Task details » Return the lines where the word "safetensors" occurs.

Given entries »
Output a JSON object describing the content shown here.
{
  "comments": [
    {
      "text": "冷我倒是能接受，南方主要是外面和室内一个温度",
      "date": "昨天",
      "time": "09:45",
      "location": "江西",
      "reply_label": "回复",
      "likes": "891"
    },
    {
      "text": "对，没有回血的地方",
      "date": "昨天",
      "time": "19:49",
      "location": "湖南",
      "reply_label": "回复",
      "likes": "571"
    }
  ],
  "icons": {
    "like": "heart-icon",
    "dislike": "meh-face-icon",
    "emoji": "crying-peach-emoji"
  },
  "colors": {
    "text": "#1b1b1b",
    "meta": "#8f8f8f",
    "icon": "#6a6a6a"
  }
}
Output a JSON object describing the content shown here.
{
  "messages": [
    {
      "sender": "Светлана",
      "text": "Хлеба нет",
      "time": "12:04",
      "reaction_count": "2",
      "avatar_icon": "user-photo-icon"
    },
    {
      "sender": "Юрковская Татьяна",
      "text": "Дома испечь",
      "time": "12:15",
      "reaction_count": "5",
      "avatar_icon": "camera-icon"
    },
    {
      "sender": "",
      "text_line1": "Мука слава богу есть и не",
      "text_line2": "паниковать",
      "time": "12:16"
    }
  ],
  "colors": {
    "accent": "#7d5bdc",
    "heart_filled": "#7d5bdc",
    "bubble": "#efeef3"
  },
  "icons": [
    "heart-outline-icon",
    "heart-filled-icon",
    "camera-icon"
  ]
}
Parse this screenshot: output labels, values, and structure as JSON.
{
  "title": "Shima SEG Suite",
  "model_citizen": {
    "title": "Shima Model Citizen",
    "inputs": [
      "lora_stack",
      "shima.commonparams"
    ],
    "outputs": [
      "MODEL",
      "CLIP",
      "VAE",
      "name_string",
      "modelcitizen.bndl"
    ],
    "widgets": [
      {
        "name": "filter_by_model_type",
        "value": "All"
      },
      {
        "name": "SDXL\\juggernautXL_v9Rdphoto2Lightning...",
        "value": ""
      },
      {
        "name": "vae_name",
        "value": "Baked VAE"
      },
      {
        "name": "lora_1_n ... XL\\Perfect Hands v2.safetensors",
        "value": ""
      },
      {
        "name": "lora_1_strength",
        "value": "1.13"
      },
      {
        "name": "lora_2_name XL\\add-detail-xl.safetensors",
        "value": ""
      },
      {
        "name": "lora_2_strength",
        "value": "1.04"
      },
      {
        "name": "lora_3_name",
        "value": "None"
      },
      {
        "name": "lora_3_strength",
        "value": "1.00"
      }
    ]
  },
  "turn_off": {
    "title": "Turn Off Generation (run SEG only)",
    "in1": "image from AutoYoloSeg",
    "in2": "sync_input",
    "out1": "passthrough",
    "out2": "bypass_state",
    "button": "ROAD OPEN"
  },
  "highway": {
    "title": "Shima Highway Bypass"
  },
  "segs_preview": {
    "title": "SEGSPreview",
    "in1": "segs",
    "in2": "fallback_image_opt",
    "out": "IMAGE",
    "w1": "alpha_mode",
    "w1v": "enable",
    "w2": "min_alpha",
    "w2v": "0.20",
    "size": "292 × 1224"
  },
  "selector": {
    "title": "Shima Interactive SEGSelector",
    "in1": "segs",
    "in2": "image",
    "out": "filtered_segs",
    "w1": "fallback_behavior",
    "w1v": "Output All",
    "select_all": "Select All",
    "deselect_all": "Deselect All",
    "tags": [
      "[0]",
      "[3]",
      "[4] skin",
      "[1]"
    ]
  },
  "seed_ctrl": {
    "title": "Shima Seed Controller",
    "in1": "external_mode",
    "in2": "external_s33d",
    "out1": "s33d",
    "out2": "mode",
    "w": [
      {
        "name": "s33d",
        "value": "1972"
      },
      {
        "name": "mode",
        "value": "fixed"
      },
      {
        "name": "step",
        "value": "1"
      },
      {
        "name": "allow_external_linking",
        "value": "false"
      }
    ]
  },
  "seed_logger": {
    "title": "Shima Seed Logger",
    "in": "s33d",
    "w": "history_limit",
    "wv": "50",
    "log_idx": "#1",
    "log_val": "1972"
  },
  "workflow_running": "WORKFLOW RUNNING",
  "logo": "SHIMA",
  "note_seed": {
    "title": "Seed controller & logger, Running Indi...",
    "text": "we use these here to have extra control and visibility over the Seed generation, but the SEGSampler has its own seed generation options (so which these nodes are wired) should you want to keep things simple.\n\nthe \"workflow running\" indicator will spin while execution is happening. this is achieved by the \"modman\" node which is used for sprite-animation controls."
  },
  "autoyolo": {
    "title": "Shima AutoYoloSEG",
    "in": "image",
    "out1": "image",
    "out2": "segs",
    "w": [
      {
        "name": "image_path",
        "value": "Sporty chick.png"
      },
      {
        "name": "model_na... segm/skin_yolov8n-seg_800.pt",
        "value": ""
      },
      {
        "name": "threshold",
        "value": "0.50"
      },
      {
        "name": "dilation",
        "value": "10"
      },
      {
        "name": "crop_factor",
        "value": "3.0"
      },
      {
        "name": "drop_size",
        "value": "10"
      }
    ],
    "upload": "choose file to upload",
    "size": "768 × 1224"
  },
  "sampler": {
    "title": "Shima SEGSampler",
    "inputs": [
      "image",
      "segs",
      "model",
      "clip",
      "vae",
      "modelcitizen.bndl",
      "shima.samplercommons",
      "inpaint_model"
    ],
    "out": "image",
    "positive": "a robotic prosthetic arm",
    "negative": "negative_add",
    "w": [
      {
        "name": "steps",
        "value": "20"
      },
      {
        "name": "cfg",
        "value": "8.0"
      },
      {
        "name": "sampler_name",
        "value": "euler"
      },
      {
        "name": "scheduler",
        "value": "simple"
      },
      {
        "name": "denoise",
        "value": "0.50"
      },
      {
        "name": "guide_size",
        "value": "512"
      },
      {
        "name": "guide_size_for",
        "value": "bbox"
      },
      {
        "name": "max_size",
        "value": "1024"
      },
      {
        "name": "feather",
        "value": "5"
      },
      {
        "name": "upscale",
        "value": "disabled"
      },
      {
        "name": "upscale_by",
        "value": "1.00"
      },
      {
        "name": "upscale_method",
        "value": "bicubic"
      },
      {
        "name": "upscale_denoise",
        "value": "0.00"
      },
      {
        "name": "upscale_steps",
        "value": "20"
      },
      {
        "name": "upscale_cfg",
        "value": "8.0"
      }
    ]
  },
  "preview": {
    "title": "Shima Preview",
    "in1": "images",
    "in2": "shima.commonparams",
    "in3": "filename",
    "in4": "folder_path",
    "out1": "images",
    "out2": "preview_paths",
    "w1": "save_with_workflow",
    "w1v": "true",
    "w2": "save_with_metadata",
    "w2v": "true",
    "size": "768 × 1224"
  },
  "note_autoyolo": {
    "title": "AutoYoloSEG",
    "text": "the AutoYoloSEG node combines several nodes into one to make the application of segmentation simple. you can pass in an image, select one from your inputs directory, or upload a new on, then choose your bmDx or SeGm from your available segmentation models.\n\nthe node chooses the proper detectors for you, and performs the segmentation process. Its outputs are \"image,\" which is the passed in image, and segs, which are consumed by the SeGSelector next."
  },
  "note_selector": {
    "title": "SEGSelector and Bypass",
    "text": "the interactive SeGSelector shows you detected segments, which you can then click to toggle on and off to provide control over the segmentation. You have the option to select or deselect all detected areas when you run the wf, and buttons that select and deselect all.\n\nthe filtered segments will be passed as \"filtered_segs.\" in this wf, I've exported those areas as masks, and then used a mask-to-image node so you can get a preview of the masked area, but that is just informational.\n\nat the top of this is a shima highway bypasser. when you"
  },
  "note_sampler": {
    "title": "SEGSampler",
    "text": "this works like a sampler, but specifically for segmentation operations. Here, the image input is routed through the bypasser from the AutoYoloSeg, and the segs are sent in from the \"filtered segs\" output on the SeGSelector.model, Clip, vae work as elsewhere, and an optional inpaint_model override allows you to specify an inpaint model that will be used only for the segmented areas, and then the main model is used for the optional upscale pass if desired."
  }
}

Written solution »
        "name": "lora_1_n ... XL\\Perfect Hands v2.safetensors",
        "name": "lora_2_name XL\\add-detail-xl.safetensors",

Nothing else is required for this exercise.